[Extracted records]
-- start --

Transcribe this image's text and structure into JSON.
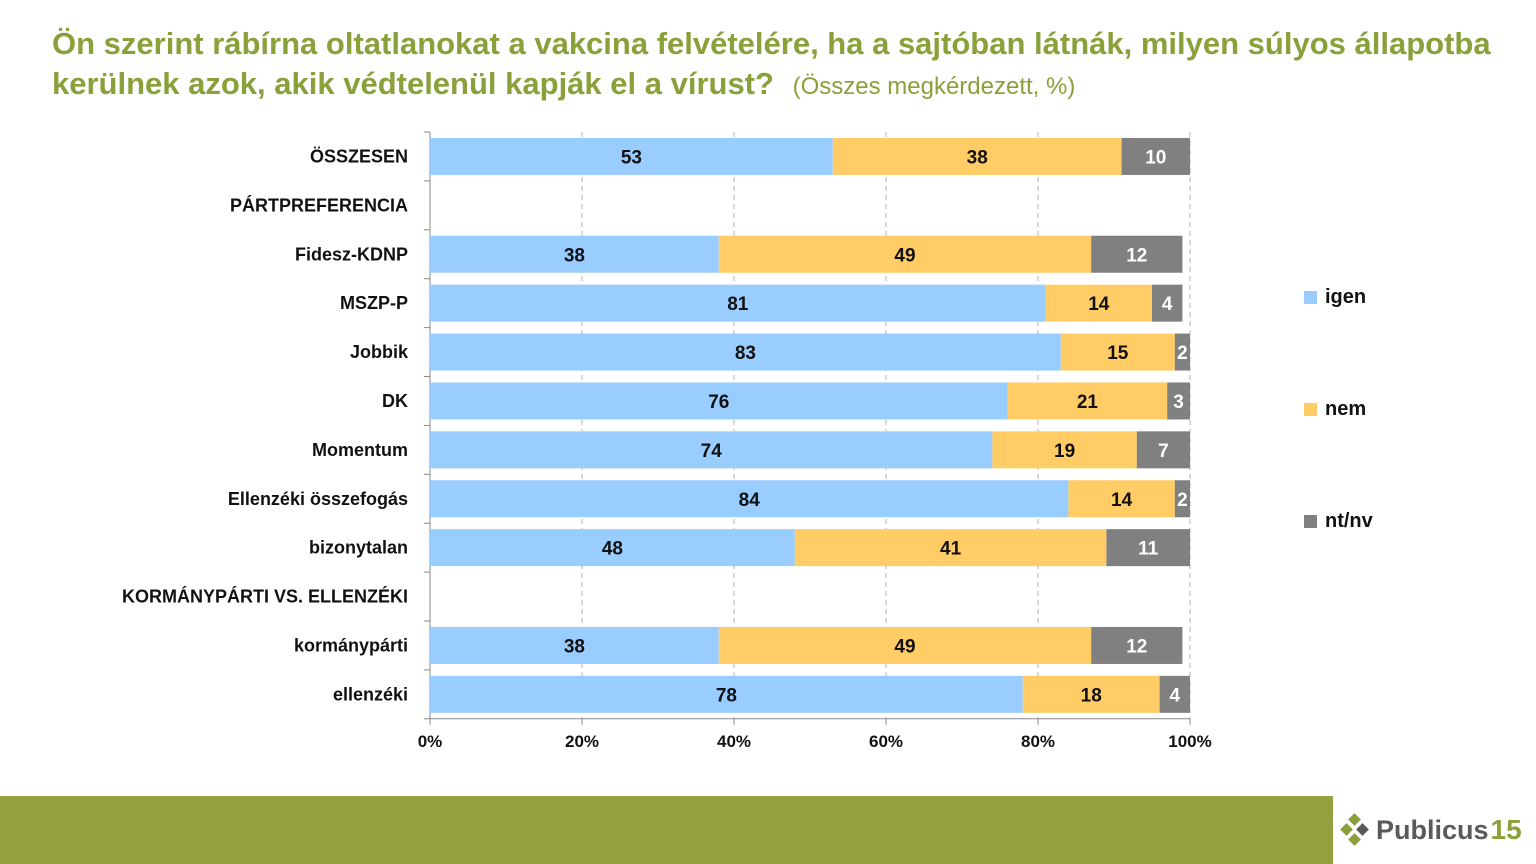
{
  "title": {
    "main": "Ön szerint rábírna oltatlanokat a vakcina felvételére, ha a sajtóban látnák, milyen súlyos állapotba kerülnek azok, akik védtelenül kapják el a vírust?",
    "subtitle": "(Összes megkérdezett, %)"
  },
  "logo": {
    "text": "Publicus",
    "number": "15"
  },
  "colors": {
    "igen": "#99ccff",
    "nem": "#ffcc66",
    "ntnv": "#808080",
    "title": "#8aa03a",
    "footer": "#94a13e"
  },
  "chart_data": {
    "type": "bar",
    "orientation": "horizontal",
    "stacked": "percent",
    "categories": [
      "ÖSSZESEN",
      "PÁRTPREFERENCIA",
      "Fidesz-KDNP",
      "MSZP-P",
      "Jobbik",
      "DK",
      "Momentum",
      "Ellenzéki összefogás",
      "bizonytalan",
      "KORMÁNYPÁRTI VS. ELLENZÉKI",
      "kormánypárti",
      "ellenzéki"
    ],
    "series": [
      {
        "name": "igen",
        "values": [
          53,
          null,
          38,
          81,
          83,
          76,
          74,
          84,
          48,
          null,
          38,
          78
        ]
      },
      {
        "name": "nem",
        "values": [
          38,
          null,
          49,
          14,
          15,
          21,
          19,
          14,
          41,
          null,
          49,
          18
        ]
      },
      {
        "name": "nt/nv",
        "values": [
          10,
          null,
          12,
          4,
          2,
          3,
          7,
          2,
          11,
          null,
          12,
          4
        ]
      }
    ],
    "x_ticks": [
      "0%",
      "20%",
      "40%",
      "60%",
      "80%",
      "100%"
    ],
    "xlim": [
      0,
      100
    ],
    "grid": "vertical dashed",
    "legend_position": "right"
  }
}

-- end --

## GIVEN REQUEST
Reproduce the full material exactly, excluding the pictures.

## OUTPUT BELOW
Transcribe this image's text and structure into JSON.
{
  "title": {
    "main": "Ön szerint rábírna oltatlanokat a vakcina felvételére, ha a sajtóban látnák, milyen súlyos állapotba kerülnek azok, akik védtelenül kapják el a vírust?",
    "subtitle": "(Összes megkérdezett, %)"
  },
  "logo": {
    "text": "Publicus",
    "number": "15"
  },
  "colors": {
    "igen": "#99ccff",
    "nem": "#ffcc66",
    "ntnv": "#808080",
    "title": "#8aa03a",
    "footer": "#94a13e"
  },
  "chart_data": {
    "type": "bar",
    "orientation": "horizontal",
    "stacked": "percent",
    "categories": [
      "ÖSSZESEN",
      "PÁRTPREFERENCIA",
      "Fidesz-KDNP",
      "MSZP-P",
      "Jobbik",
      "DK",
      "Momentum",
      "Ellenzéki összefogás",
      "bizonytalan",
      "KORMÁNYPÁRTI VS. ELLENZÉKI",
      "kormánypárti",
      "ellenzéki"
    ],
    "series": [
      {
        "name": "igen",
        "values": [
          53,
          null,
          38,
          81,
          83,
          76,
          74,
          84,
          48,
          null,
          38,
          78
        ]
      },
      {
        "name": "nem",
        "values": [
          38,
          null,
          49,
          14,
          15,
          21,
          19,
          14,
          41,
          null,
          49,
          18
        ]
      },
      {
        "name": "nt/nv",
        "values": [
          10,
          null,
          12,
          4,
          2,
          3,
          7,
          2,
          11,
          null,
          12,
          4
        ]
      }
    ],
    "x_ticks": [
      "0%",
      "20%",
      "40%",
      "60%",
      "80%",
      "100%"
    ],
    "xlim": [
      0,
      100
    ],
    "grid": "vertical dashed",
    "legend_position": "right"
  }
}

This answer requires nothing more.